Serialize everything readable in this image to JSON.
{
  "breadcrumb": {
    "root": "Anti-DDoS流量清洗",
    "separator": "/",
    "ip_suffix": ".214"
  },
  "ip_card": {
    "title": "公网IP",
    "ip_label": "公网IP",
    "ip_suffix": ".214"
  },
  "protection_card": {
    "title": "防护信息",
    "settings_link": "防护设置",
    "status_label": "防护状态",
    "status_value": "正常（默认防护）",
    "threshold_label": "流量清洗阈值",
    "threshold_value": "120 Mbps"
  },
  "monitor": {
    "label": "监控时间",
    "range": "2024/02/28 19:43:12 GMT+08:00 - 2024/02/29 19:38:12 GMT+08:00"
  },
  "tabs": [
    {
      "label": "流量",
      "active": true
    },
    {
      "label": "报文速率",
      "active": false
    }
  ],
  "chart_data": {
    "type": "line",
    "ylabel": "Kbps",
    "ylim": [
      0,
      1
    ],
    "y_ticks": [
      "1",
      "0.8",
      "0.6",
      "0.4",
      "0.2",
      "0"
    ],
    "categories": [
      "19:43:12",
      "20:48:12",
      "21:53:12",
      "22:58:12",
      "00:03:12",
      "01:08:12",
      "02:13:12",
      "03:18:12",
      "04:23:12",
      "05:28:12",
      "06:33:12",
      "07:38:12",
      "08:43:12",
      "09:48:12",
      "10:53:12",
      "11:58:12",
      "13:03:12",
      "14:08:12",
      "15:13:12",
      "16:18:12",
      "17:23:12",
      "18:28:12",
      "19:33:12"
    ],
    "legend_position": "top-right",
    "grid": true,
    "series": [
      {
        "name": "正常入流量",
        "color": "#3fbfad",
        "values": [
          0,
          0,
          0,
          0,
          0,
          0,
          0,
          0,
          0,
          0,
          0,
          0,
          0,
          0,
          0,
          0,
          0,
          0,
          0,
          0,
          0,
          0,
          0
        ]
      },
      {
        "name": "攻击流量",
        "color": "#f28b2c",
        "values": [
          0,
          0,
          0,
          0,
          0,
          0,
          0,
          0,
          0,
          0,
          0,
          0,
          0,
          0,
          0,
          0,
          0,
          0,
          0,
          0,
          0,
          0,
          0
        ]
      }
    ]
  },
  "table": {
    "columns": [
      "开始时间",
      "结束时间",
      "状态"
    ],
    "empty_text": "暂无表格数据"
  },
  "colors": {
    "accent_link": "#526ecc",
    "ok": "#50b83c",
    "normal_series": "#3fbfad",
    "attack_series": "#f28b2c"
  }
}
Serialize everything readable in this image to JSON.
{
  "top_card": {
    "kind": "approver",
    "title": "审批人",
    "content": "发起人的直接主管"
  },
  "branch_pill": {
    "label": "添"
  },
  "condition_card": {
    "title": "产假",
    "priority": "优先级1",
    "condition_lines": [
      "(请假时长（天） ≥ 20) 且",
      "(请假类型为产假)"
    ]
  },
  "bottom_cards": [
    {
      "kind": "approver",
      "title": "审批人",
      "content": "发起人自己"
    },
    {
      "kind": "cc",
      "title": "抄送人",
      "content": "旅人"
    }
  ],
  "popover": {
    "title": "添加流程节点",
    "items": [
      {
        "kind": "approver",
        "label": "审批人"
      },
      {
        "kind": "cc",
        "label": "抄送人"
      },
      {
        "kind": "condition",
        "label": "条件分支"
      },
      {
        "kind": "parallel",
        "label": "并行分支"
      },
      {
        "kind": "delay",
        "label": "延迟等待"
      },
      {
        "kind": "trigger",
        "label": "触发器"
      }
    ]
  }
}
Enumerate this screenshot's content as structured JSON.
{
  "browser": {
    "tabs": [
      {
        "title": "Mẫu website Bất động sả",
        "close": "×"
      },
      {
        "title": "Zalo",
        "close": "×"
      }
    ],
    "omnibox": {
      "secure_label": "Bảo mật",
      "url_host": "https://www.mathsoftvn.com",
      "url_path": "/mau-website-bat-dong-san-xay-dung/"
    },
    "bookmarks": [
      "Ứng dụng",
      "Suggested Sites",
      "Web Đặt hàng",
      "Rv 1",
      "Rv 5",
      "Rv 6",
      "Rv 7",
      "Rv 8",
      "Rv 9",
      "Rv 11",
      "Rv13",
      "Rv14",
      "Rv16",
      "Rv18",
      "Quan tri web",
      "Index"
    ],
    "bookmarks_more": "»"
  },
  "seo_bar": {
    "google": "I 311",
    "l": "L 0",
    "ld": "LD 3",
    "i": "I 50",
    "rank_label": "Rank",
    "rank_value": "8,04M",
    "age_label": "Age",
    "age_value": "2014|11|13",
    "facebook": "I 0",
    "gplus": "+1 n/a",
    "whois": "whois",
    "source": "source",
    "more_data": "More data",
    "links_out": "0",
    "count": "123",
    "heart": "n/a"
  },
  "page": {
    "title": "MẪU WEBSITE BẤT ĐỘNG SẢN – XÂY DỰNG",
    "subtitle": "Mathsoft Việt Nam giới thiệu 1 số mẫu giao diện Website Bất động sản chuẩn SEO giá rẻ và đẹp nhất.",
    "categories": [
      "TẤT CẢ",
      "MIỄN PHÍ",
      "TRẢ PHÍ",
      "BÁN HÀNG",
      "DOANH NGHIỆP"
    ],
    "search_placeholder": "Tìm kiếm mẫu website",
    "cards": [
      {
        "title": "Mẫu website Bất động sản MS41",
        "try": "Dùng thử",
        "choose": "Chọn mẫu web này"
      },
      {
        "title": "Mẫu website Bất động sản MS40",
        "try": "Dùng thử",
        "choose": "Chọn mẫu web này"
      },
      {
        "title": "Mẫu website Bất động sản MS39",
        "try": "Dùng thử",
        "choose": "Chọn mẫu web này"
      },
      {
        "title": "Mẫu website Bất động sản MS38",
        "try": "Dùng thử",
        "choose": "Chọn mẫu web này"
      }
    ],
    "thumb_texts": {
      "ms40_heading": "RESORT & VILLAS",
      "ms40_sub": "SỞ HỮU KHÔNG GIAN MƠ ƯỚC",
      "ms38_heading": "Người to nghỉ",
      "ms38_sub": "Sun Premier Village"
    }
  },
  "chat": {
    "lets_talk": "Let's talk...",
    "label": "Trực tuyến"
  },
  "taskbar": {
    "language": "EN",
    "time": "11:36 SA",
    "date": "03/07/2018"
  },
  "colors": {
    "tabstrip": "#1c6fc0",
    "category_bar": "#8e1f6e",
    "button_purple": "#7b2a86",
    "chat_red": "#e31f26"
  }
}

•••

**TASK PROMPT**
Quote every entry exactly.

**SOLUTION TO THIS PROBLEM**
Serialize everything readable in this image to JSON.
{
  "breadcrumb": {
    "root": "Anti-DDoS流量清洗",
    "separator": "/",
    "ip_suffix": ".214"
  },
  "ip_card": {
    "title": "公网IP",
    "ip_label": "公网IP",
    "ip_suffix": ".214"
  },
  "protection_card": {
    "title": "防护信息",
    "settings_link": "防护设置",
    "status_label": "防护状态",
    "status_value": "正常（默认防护）",
    "threshold_label": "流量清洗阈值",
    "threshold_value": "120 Mbps"
  },
  "monitor": {
    "label": "监控时间",
    "range": "2024/02/28 19:43:12 GMT+08:00 - 2024/02/29 19:38:12 GMT+08:00"
  },
  "tabs": [
    {
      "label": "流量",
      "active": true
    },
    {
      "label": "报文速率",
      "active": false
    }
  ],
  "chart_data": {
    "type": "line",
    "ylabel": "Kbps",
    "ylim": [
      0,
      1
    ],
    "y_ticks": [
      "1",
      "0.8",
      "0.6",
      "0.4",
      "0.2",
      "0"
    ],
    "categories": [
      "19:43:12",
      "20:48:12",
      "21:53:12",
      "22:58:12",
      "00:03:12",
      "01:08:12",
      "02:13:12",
      "03:18:12",
      "04:23:12",
      "05:28:12",
      "06:33:12",
      "07:38:12",
      "08:43:12",
      "09:48:12",
      "10:53:12",
      "11:58:12",
      "13:03:12",
      "14:08:12",
      "15:13:12",
      "16:18:12",
      "17:23:12",
      "18:28:12",
      "19:33:12"
    ],
    "legend_position": "top-right",
    "grid": true,
    "series": [
      {
        "name": "正常入流量",
        "color": "#3fbfad",
        "values": [
          0,
          0,
          0,
          0,
          0,
          0,
          0,
          0,
          0,
          0,
          0,
          0,
          0,
          0,
          0,
          0,
          0,
          0,
          0,
          0,
          0,
          0,
          0
        ]
      },
      {
        "name": "攻击流量",
        "color": "#f28b2c",
        "values": [
          0,
          0,
          0,
          0,
          0,
          0,
          0,
          0,
          0,
          0,
          0,
          0,
          0,
          0,
          0,
          0,
          0,
          0,
          0,
          0,
          0,
          0,
          0
        ]
      }
    ]
  },
  "table": {
    "columns": [
      "开始时间",
      "结束时间",
      "状态"
    ],
    "empty_text": "暂无表格数据"
  },
  "colors": {
    "accent_link": "#526ecc",
    "ok": "#50b83c",
    "normal_series": "#3fbfad",
    "attack_series": "#f28b2c"
  }
}
Serialize everything readable in this image to JSON.
{
  "top_card": {
    "kind": "approver",
    "title": "审批人",
    "content": "发起人的直接主管"
  },
  "branch_pill": {
    "label": "添"
  },
  "condition_card": {
    "title": "产假",
    "priority": "优先级1",
    "condition_lines": [
      "(请假时长（天） ≥ 20) 且",
      "(请假类型为产假)"
    ]
  },
  "bottom_cards": [
    {
      "kind": "approver",
      "title": "审批人",
      "content": "发起人自己"
    },
    {
      "kind": "cc",
      "title": "抄送人",
      "content": "旅人"
    }
  ],
  "popover": {
    "title": "添加流程节点",
    "items": [
      {
        "kind": "approver",
        "label": "审批人"
      },
      {
        "kind": "cc",
        "label": "抄送人"
      },
      {
        "kind": "condition",
        "label": "条件分支"
      },
      {
        "kind": "parallel",
        "label": "并行分支"
      },
      {
        "kind": "delay",
        "label": "延迟等待"
      },
      {
        "kind": "trigger",
        "label": "触发器"
      }
    ]
  }
}
Enumerate this screenshot's content as structured JSON.
{
  "browser": {
    "tabs": [
      {
        "title": "Mẫu website Bất động sả",
        "close": "×"
      },
      {
        "title": "Zalo",
        "close": "×"
      }
    ],
    "omnibox": {
      "secure_label": "Bảo mật",
      "url_host": "https://www.mathsoftvn.com",
      "url_path": "/mau-website-bat-dong-san-xay-dung/"
    },
    "bookmarks": [
      "Ứng dụng",
      "Suggested Sites",
      "Web Đặt hàng",
      "Rv 1",
      "Rv 5",
      "Rv 6",
      "Rv 7",
      "Rv 8",
      "Rv 9",
      "Rv 11",
      "Rv13",
      "Rv14",
      "Rv16",
      "Rv18",
      "Quan tri web",
      "Index"
    ],
    "bookmarks_more": "»"
  },
  "seo_bar": {
    "google": "I 311",
    "l": "L 0",
    "ld": "LD 3",
    "i": "I 50",
    "rank_label": "Rank",
    "rank_value": "8,04M",
    "age_label": "Age",
    "age_value": "2014|11|13",
    "facebook": "I 0",
    "gplus": "+1 n/a",
    "whois": "whois",
    "source": "source",
    "more_data": "More data",
    "links_out": "0",
    "count": "123",
    "heart": "n/a"
  },
  "page": {
    "title": "MẪU WEBSITE BẤT ĐỘNG SẢN – XÂY DỰNG",
    "subtitle": "Mathsoft Việt Nam giới thiệu 1 số mẫu giao diện Website Bất động sản chuẩn SEO giá rẻ và đẹp nhất.",
    "categories": [
      "TẤT CẢ",
      "MIỄN PHÍ",
      "TRẢ PHÍ",
      "BÁN HÀNG",
      "DOANH NGHIỆP"
    ],
    "search_placeholder": "Tìm kiếm mẫu website",
    "cards": [
      {
        "title": "Mẫu website Bất động sản MS41",
        "try": "Dùng thử",
        "choose": "Chọn mẫu web này"
      },
      {
        "title": "Mẫu website Bất động sản MS40",
        "try": "Dùng thử",
        "choose": "Chọn mẫu web này"
      },
      {
        "title": "Mẫu website Bất động sản MS39",
        "try": "Dùng thử",
        "choose": "Chọn mẫu web này"
      },
      {
        "title": "Mẫu website Bất động sản MS38",
        "try": "Dùng thử",
        "choose": "Chọn mẫu web này"
      }
    ],
    "thumb_texts": {
      "ms40_heading": "RESORT & VILLAS",
      "ms40_sub": "SỞ HỮU KHÔNG GIAN MƠ ƯỚC",
      "ms38_heading": "Người to nghỉ",
      "ms38_sub": "Sun Premier Village"
    }
  },
  "chat": {
    "lets_talk": "Let's talk...",
    "label": "Trực tuyến"
  },
  "taskbar": {
    "language": "EN",
    "time": "11:36 SA",
    "date": "03/07/2018"
  },
  "colors": {
    "tabstrip": "#1c6fc0",
    "category_bar": "#8e1f6e",
    "button_purple": "#7b2a86",
    "chat_red": "#e31f26"
  }
}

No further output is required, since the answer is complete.